Can you reproduce the forum thread about finding a title for a novel, word for word and in full?

* **DOCUMENT SEGMENT**
* * * * * * *

I suck when it comes to titles, so I could use some help. I posted a novel on here called Lost in Darkness about a slayer in medieval times who betrayed her true love but is given a chance to redeem herself. I'm going forward to publish on Kindle as soon as I have a marketing plan and cover. (Probably December.) Themes that play heavily into it are revenge, a dying heart brought to life with the flames of revenge, a silly heart that wants to love but is resolved to kill, a flaming heart of revenge. I plan to publish on Kindle and so need something original that other books don't use while playing on the first title for the next two in the series. The series subtitle should be/reflect: Bavarian slayer. I came up with Ever so Darkly. No Kindle book has that title, but I'm open to better suggestions. Lost in Darkness already had 12 different books on Kindle with that name.

TirzahLaughs wrote:

Sure.  What kind of review do you want?  Content, pacing and plot or mechanical?

Tirzah

Any and everything I can get. beat me, rip my arms off, fire a bazooka into my face!

njc wrote:

If what you need is points, feel free to.review my stuff.  B1 is fragmented in places and has lots of known problems.  B2 is incomplete with threads separated that need to.be interwoven.

Points are good, but I love the synergy of trading reviews. This is a fun place and I've made some really good friends.

* * * * * * *

* **SUPPLIED INFORMATION**

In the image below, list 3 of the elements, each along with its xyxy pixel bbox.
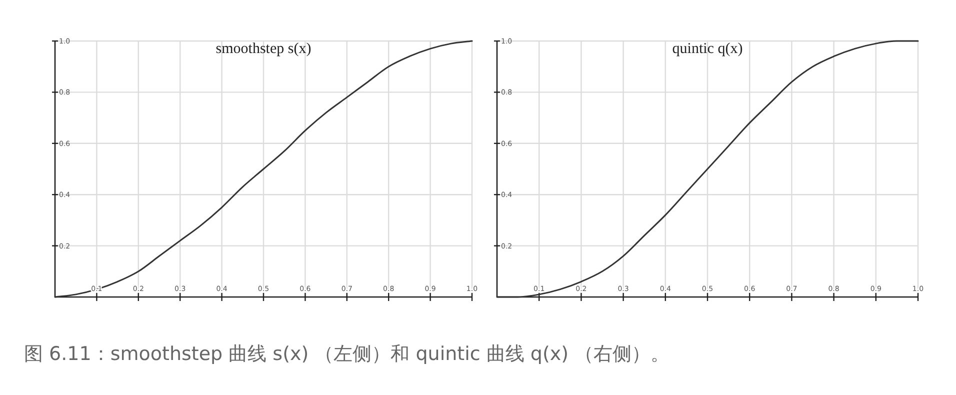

* * * * * * *

* **IN RESPONSE**
I suck when it comes to titles, so I could use some help. I posted a novel on here called Lost in Darkness about a slayer in medieval times who betrayed her true love but is given a chance to redeem herself. I'm going forward to publish on Kindle as soon as I have a marketing plan and cover. (Probably December.) Themes that play heavily into it are revenge, a dying heart brought to life with the flames of revenge, a silly heart that wants to love but is resolved to kill, a flaming heart of revenge. I plan to publish on Kindle and so need something original that other books don't use while playing on the first title for the next two in the series. The series subtitle should be/reflect: Bavarian slayer. I came up with Ever so Darkly. No Kindle book has that title, but I'm open to better suggestions. Lost in Darkness already had 12 different books on Kindle with that name.

TirzahLaughs wrote:

Sure.  What kind of review do you want?  Content, pacing and plot or mechanical?

Tirzah

Any and everything I can get. beat me, rip my arms off, fire a bazooka into my face!

njc wrote:

If what you need is points, feel free to.review my stuff.  B1 is fragmented in places and has lots of known problems.  B2 is incomplete with threads separated that need to.be interwoven.

Points are good, but I love the synergy of trading reviews. This is a fun place and I've made some really good friends.